* **Extracted entries**
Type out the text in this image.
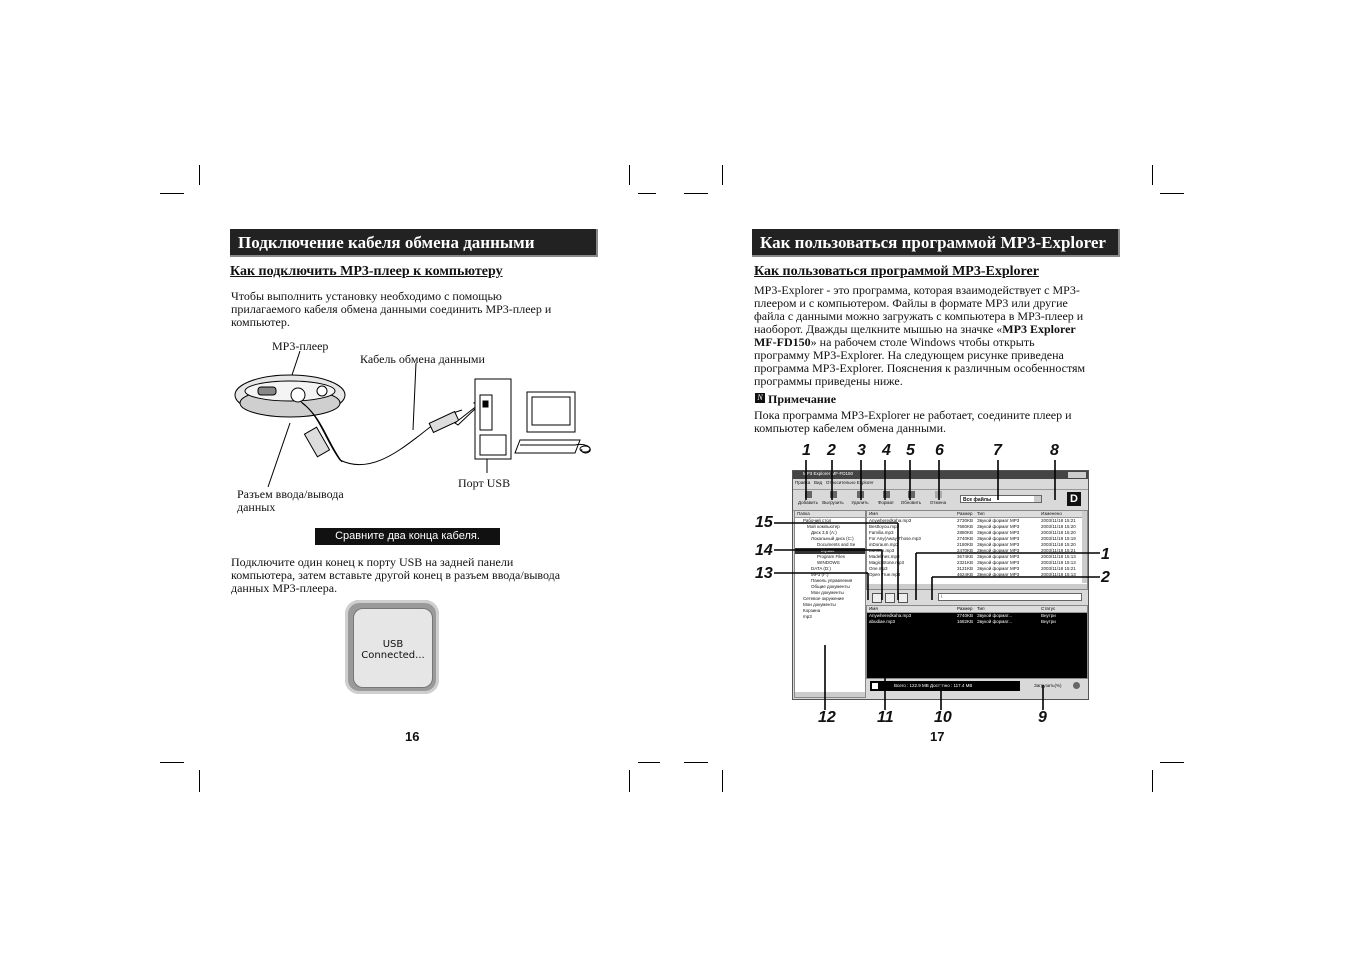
Подключение кабеля обмена данными
Как подключить MP3-плеер к компьютеру
Чтобы выполнить установку необходимо с помощью
прилагаемого кабеля обмена данными соединить MP3-плеер и
компьютер.
MP3-плеер
Кабель обмена данными
Порт USB
Разъем ввода/вывода
данных
Сравните два конца кабеля.
Подключите один конец к порту USB на задней панели
компьютера, затем вставьте другой конец в разъем ввода/вывода
данных MP3-плеера.
USB
Connected...
16
Как пользоваться программой MP3-Explorer
Как пользоваться программой MP3-Explorer
MP3-Explorer - это программа, которая взаимодействует с MP3-
плеером и с компьютером. Файлы в формате MP3 или другие
файла с данными можно загружать с компьютера в MP3-плеер и
наоборот. Дважды щелкните мышью на значке «MP3 Explorer
MF-FD150» на рабочем столе Windows чтобы открыть
программу MP3-Explorer. На следующем рисунке приведена
программа MP3-Explorer. Пояснения к различным особенностям
программы приведены ниже.
N Примечание
Пока программа MP3-Explorer не работает, соедините плеер и
компьютер кабелем обмена данными.
1 2 3 4 5 6	7	8
15
14
13
1
2
12	11	10	9
MP3 Explorer MF-FD150
Правка Вид Относительно Explorer
Добавить Выгрузить	Удалить	Формат	Обновить	Отмена	Все файлы	D
Папка
Рабочий стол
Мой компьютер
Диск 3,5 (A:)
Локальный диск (C:)
Documents and Se
Музык
Program Files
WINDOWS
DATA (D:)
MP3 (F:)
Панель управления
Общие документы
Мои документы
Сетевое окружение
Мои документы
Корзина
mp3
Имя	Размер	Тип	Изменено
Anywheredkaha.mp3	2730KB Звукой формат MP3	2003/11/18 15:21
Besttoyou.mp3	7680KB Звукой формат MP3	2003/11/18 15:20
Familia.mp3	2880KB Звукой формат MP3	2003/11/18 15:20
For Any(Away)Those.mp3	2740KB Звукой формат MP3	2003/11/18 15:19
inDoraum.mp3	2180KB Звукой формат MP3	2003/11/18 15:20
Lantern.mp3	2470KB Звукой формат MP3	2003/11/18 15:21
Madelines.mp3	3674KB Звукой формат MP3	2003/11/18 15:13
Magic Stone.mp3	2321KB Звукой формат MP3	2003/11/18 15:13
One.mp3	3121KB Звукой формат MP3	2003/11/18 15:21
Open True.mp3	4624KB Звукой формат MP3	2003/11/18 15:13
\
Имя	Размер	Тип	Статус
Anywheredkaha.mp3	2740KB Звукой формат...	Внутри
abudiae.mp3	1682KB Звукой формат...	Внутри
Всего : 122.9 MB Доступно : 117.4 MB	Загрузить(%)
17
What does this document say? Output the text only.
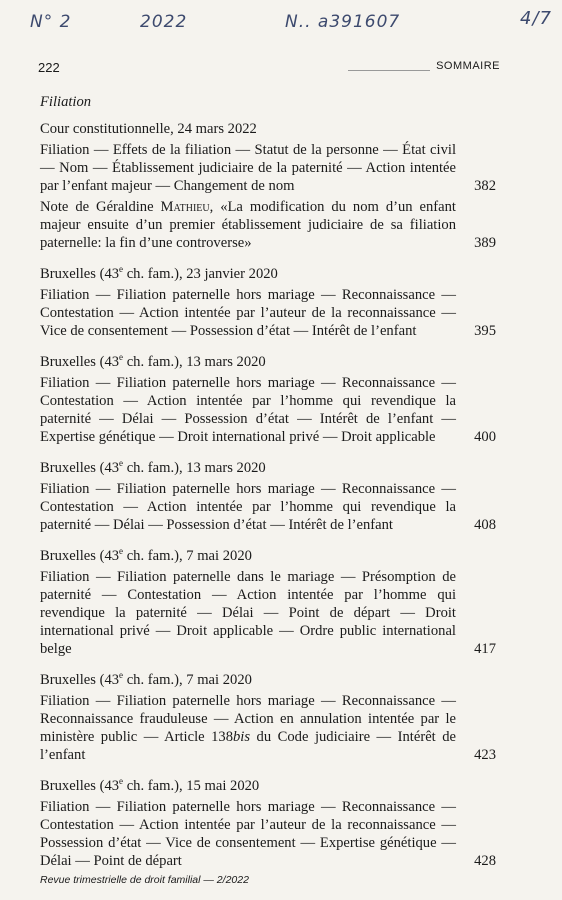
N° 2	2022	N.. a391607	4/7
222	SOMMAIRE
Filiation
Cour constitutionnelle, 24 mars 2022
Filiation — Effets de la filiation — Statut de la personne — État civil — Nom — Établissement judiciaire de la paternité — Action intentée par l’enfant majeur — Changement de nom	382
Note de Géraldine Mathieu, «La modification du nom d’un enfant majeur ensuite d’un premier établissement judiciaire de sa filiation paternelle: la fin d’une controverse»	389
Bruxelles (43e ch. fam.), 23 janvier 2020
Filiation — Filiation paternelle hors mariage — Reconnaissance — Contestation — Action intentée par l’auteur de la reconnaissance — Vice de consentement — Possession d’état — Intérêt de l’enfant	395
Bruxelles (43e ch. fam.), 13 mars 2020
Filiation — Filiation paternelle hors mariage — Reconnaissance — Contestation — Action intentée par l’homme qui revendique la paternité — Délai — Possession d’état — Intérêt de l’enfant — Expertise génétique — Droit international privé — Droit applicable	400
Bruxelles (43e ch. fam.), 13 mars 2020
Filiation — Filiation paternelle hors mariage — Reconnaissance — Contestation — Action intentée par l’homme qui revendique la paternité — Délai — Possession d’état — Intérêt de l’enfant	408
Bruxelles (43e ch. fam.), 7 mai 2020
Filiation — Filiation paternelle dans le mariage — Présomption de paternité — Contestation — Action intentée par l’homme qui revendique la paternité — Délai — Point de départ — Droit international privé — Droit applicable — Ordre public international belge	417
Bruxelles (43e ch. fam.), 7 mai 2020
Filiation — Filiation paternelle hors mariage — Reconnaissance — Reconnaissance frauduleuse — Action en annulation intentée par le ministère public — Article 138bis du Code judiciaire — Intérêt de l’enfant	423
Bruxelles (43e ch. fam.), 15 mai 2020
Filiation — Filiation paternelle hors mariage — Reconnaissance — Contestation — Action intentée par l’auteur de la reconnaissance — Possession d’état — Vice de consentement — Expertise génétique — Délai — Point de départ	428
Revue trimestrielle de droit familial — 2/2022
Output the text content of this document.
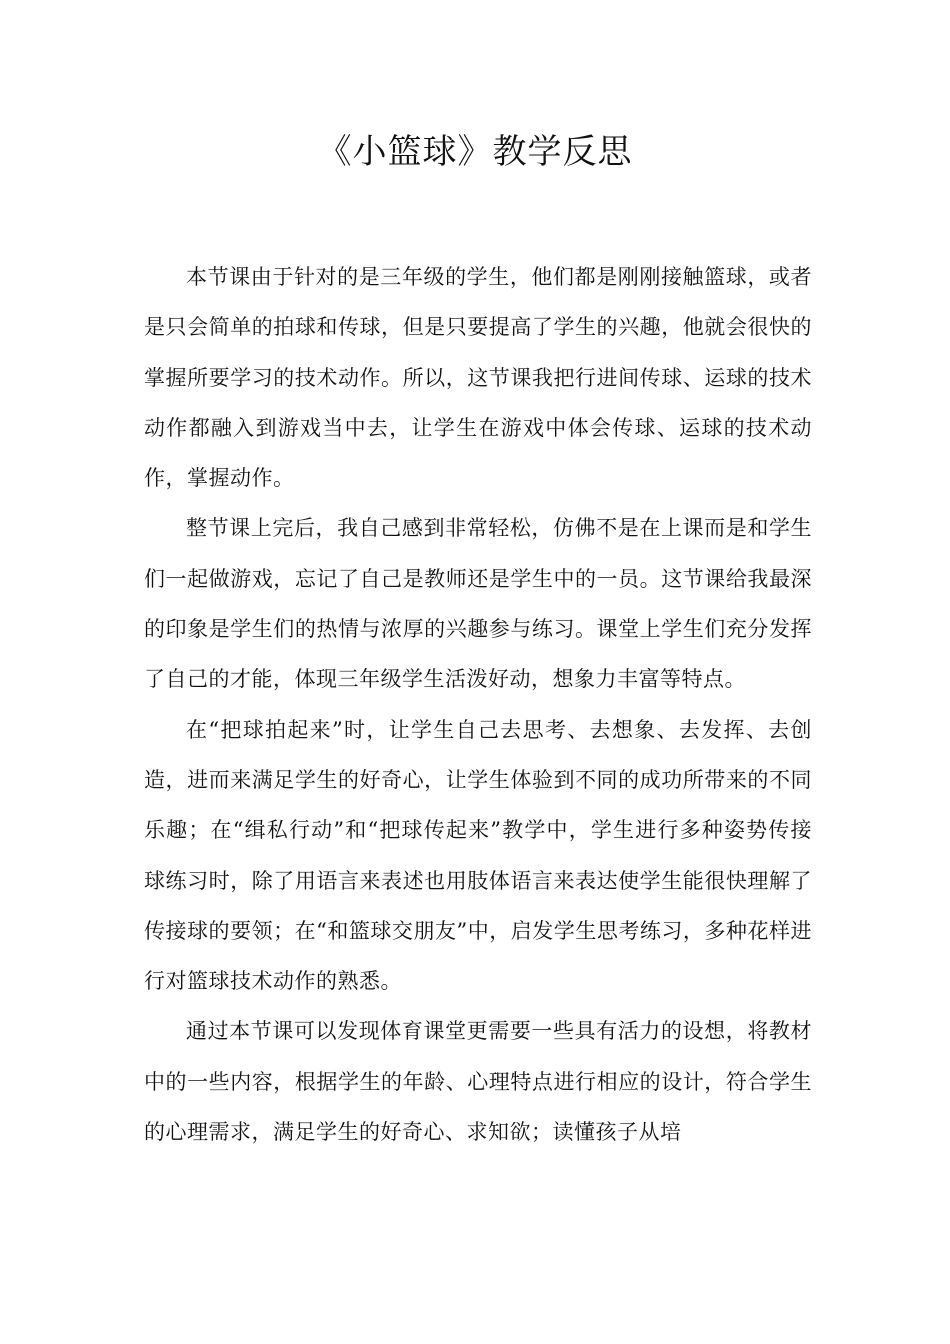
《小篮球》教学反思

本节课由于针对的是三年级的学生，他们都是刚刚接触篮球，或者是只会简单的拍球和传球，但是只要提高了学生的兴趣，他就会很快的掌握所要学习的技术动作。所以，这节课我把行进间传球、运球的技术动作都融入到游戏当中去，让学生在游戏中体会传球、运球的技术动作，掌握动作。

整节课上完后，我自己感到非常轻松，仿佛不是在上课而是和学生们一起做游戏，忘记了自己是教师还是学生中的一员。这节课给我最深的印象是学生们的热情与浓厚的兴趣参与练习。课堂上学生们充分发挥了自己的才能，体现三年级学生活泼好动，想象力丰富等特点。

在“把球拍起来”时，让学生自己去思考、去想象、去发挥、去创造，进而来满足学生的好奇心，让学生体验到不同的成功所带来的不同乐趣；在“缉私行动”和“把球传起来”教学中，学生进行多种姿势传接球练习时，除了用语言来表述也用肢体语言来表达使学生能很快理解了传接球的要领；在“和篮球交朋友”中，启发学生思考练习，多种花样进行对篮球技术动作的熟悉。

通过本节课可以发现体育课堂更需要一些具有活力的设想，将教材中的一些内容，根据学生的年龄、心理特点进行相应的设计，符合学生的心理需求，满足学生的好奇心、求知欲；读懂孩子从培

* **Task description**
Retype every entry verbatim and exclude the pictures from the copy.

* **Solution for this task**
Type out the text in this image.
Подключение кабеля обмена данными
Как подключить MP3-плеер к компьютеру
Чтобы выполнить установку необходимо с помощью
прилагаемого кабеля обмена данными соединить MP3-плеер и
компьютер.
MP3-плеер
Кабель обмена данными
Порт USB
Разъем ввода/вывода
данных
Сравните два конца кабеля.
Подключите один конец к порту USB на задней панели
компьютера, затем вставьте другой конец в разъем ввода/вывода
данных MP3-плеера.
USB
Connected...
16
Как пользоваться программой MP3-Explorer
Как пользоваться программой MP3-Explorer
MP3-Explorer - это программа, которая взаимодействует с MP3-
плеером и с компьютером. Файлы в формате MP3 или другие
файла с данными можно загружать с компьютера в MP3-плеер и
наоборот. Дважды щелкните мышью на значке «MP3 Explorer
MF-FD150» на рабочем столе Windows чтобы открыть
программу MP3-Explorer. На следующем рисунке приведена
программа MP3-Explorer. Пояснения к различным особенностям
программы приведены ниже.
N Примечание
Пока программа MP3-Explorer не работает, соедините плеер и
компьютер кабелем обмена данными.
1 2 3 4 5 6	7	8
15
14
13
1
2
12	11	10	9
MP3 Explorer MF-FD150
Правка Вид Относительно Explorer
Добавить Выгрузить	Удалить	Формат	Обновить	Отмена	Все файлы	D
Папка
Рабочий стол
Мой компьютер
Диск 3,5 (A:)
Локальный диск (C:)
Documents and Se
Музык
Program Files
WINDOWS
DATA (D:)
MP3 (F:)
Панель управления
Общие документы
Мои документы
Сетевое окружение
Мои документы
Корзина
mp3
Имя	Размер	Тип	Изменено
Anywheredkaha.mp3	2730KB Звукой формат MP3	2003/11/18 15:21
Besttoyou.mp3	7680KB Звукой формат MP3	2003/11/18 15:20
Familia.mp3	2880KB Звукой формат MP3	2003/11/18 15:20
For Any(Away)Those.mp3	2740KB Звукой формат MP3	2003/11/18 15:19
inDoraum.mp3	2180KB Звукой формат MP3	2003/11/18 15:20
Lantern.mp3	2470KB Звукой формат MP3	2003/11/18 15:21
Madelines.mp3	3674KB Звукой формат MP3	2003/11/18 15:13
Magic Stone.mp3	2321KB Звукой формат MP3	2003/11/18 15:13
One.mp3	3121KB Звукой формат MP3	2003/11/18 15:21
Open True.mp3	4624KB Звукой формат MP3	2003/11/18 15:13
\
Имя	Размер	Тип	Статус
Anywheredkaha.mp3	2740KB Звукой формат...	Внутри
abudiae.mp3	1682KB Звукой формат...	Внутри
Всего : 122.9 MB Доступно : 117.4 MB	Загрузить(%)
17
What does this document say? Output the text only.
N° 2	2022	N.. a391607	4/7
222	SOMMAIRE
Filiation
Cour constitutionnelle, 24 mars 2022
Filiation — Effets de la filiation — Statut de la personne — État civil — Nom — Établissement judiciaire de la paternité — Action intentée par l’enfant majeur — Changement de nom	382
Note de Géraldine Mathieu, «La modification du nom d’un enfant majeur ensuite d’un premier établissement judiciaire de sa filiation paternelle: la fin d’une controverse»	389
Bruxelles (43e ch. fam.), 23 janvier 2020
Filiation — Filiation paternelle hors mariage — Reconnaissance — Contestation — Action intentée par l’auteur de la reconnaissance — Vice de consentement — Possession d’état — Intérêt de l’enfant	395
Bruxelles (43e ch. fam.), 13 mars 2020
Filiation — Filiation paternelle hors mariage — Reconnaissance — Contestation — Action intentée par l’homme qui revendique la paternité — Délai — Possession d’état — Intérêt de l’enfant — Expertise génétique — Droit international privé — Droit applicable	400
Bruxelles (43e ch. fam.), 13 mars 2020
Filiation — Filiation paternelle hors mariage — Reconnaissance — Contestation — Action intentée par l’homme qui revendique la paternité — Délai — Possession d’état — Intérêt de l’enfant	408
Bruxelles (43e ch. fam.), 7 mai 2020
Filiation — Filiation paternelle dans le mariage — Présomption de paternité — Contestation — Action intentée par l’homme qui revendique la paternité — Délai — Point de départ — Droit international privé — Droit applicable — Ordre public international belge	417
Bruxelles (43e ch. fam.), 7 mai 2020
Filiation — Filiation paternelle hors mariage — Reconnaissance — Reconnaissance frauduleuse — Action en annulation intentée par le ministère public — Article 138bis du Code judiciaire — Intérêt de l’enfant	423
Bruxelles (43e ch. fam.), 15 mai 2020
Filiation — Filiation paternelle hors mariage — Reconnaissance — Contestation — Action intentée par l’auteur de la reconnaissance — Possession d’état — Vice de consentement — Expertise génétique — Délai — Point de départ	428
Revue trimestrielle de droit familial — 2/2022
Output the text content of this document.
《小篮球》教学反思

本节课由于针对的是三年级的学生，他们都是刚刚接触篮球，或者是只会简单的拍球和传球，但是只要提高了学生的兴趣，他就会很快的掌握所要学习的技术动作。所以，这节课我把行进间传球、运球的技术动作都融入到游戏当中去，让学生在游戏中体会传球、运球的技术动作，掌握动作。

整节课上完后，我自己感到非常轻松，仿佛不是在上课而是和学生们一起做游戏，忘记了自己是教师还是学生中的一员。这节课给我最深的印象是学生们的热情与浓厚的兴趣参与练习。课堂上学生们充分发挥了自己的才能，体现三年级学生活泼好动，想象力丰富等特点。

在“把球拍起来”时，让学生自己去思考、去想象、去发挥、去创造，进而来满足学生的好奇心，让学生体验到不同的成功所带来的不同乐趣；在“缉私行动”和“把球传起来”教学中，学生进行多种姿势传接球练习时，除了用语言来表述也用肢体语言来表达使学生能很快理解了传接球的要领；在“和篮球交朋友”中，启发学生思考练习，多种花样进行对篮球技术动作的熟悉。

通过本节课可以发现体育课堂更需要一些具有活力的设想，将教材中的一些内容，根据学生的年龄、心理特点进行相应的设计，符合学生的心理需求，满足学生的好奇心、求知欲；读懂孩子从培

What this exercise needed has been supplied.